- [To be done] Examine the material below. Gather every line in which the string "this" appears.

- [Data records]
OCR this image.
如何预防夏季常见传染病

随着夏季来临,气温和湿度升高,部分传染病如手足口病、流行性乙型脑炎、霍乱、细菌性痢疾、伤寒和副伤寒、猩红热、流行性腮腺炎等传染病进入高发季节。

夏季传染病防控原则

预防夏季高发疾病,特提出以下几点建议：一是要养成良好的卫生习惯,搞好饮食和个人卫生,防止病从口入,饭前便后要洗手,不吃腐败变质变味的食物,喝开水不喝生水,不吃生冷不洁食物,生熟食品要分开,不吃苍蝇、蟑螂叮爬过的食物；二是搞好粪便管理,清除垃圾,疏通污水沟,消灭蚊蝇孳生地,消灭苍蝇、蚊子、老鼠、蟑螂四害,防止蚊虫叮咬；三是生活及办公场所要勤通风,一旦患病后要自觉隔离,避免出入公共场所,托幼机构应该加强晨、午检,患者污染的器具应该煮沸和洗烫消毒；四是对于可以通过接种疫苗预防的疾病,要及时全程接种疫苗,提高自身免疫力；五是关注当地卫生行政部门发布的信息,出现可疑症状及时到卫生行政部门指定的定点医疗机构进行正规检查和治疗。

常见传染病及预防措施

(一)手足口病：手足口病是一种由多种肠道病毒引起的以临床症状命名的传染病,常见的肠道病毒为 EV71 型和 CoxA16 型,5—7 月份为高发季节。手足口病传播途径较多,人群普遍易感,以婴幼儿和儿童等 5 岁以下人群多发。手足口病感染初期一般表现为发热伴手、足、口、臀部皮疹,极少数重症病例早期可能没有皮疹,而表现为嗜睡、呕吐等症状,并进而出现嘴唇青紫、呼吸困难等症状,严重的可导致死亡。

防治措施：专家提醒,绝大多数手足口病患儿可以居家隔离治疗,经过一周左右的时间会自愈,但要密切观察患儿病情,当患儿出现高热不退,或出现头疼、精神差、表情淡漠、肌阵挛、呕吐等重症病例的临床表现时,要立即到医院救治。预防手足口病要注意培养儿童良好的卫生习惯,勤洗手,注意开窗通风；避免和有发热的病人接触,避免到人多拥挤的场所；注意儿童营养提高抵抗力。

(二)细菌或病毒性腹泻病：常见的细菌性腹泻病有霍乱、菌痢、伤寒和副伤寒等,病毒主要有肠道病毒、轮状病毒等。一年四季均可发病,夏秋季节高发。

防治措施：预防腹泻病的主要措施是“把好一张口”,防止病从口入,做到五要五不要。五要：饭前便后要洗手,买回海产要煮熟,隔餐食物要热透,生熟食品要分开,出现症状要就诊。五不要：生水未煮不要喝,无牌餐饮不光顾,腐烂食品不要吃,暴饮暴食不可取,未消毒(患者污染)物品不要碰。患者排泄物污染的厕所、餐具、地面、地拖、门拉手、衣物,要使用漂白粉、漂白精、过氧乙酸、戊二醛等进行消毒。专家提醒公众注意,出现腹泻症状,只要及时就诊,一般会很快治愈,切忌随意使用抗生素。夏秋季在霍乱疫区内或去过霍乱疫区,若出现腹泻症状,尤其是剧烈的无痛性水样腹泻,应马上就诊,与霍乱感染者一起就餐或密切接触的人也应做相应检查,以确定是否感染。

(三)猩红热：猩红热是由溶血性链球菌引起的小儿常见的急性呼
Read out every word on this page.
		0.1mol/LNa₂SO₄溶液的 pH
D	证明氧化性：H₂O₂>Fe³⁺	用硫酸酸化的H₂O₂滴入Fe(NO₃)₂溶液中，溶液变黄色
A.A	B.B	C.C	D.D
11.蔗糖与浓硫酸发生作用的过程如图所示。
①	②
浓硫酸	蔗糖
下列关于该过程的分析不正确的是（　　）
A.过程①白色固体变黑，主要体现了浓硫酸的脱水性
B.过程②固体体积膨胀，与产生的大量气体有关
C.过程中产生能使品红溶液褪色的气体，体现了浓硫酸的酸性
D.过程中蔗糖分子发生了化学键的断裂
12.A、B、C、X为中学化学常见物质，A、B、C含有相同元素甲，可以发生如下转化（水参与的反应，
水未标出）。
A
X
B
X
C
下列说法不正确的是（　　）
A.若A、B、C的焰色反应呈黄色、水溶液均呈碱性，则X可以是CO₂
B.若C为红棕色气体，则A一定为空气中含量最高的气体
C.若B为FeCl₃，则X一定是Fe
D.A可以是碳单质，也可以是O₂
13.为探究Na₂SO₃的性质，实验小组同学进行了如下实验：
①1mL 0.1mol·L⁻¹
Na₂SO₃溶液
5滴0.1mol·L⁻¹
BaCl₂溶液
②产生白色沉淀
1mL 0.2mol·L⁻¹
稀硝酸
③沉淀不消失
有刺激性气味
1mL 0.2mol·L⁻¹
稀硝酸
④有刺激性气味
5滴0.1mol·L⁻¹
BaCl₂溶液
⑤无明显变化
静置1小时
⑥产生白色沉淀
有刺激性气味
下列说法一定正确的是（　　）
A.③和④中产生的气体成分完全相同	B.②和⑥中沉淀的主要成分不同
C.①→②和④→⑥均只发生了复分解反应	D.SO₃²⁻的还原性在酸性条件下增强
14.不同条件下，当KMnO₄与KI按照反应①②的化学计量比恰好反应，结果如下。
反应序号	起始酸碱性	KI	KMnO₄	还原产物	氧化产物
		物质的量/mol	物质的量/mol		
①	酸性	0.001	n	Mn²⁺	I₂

- [Response]
OCR this image.
Read out every word on this page.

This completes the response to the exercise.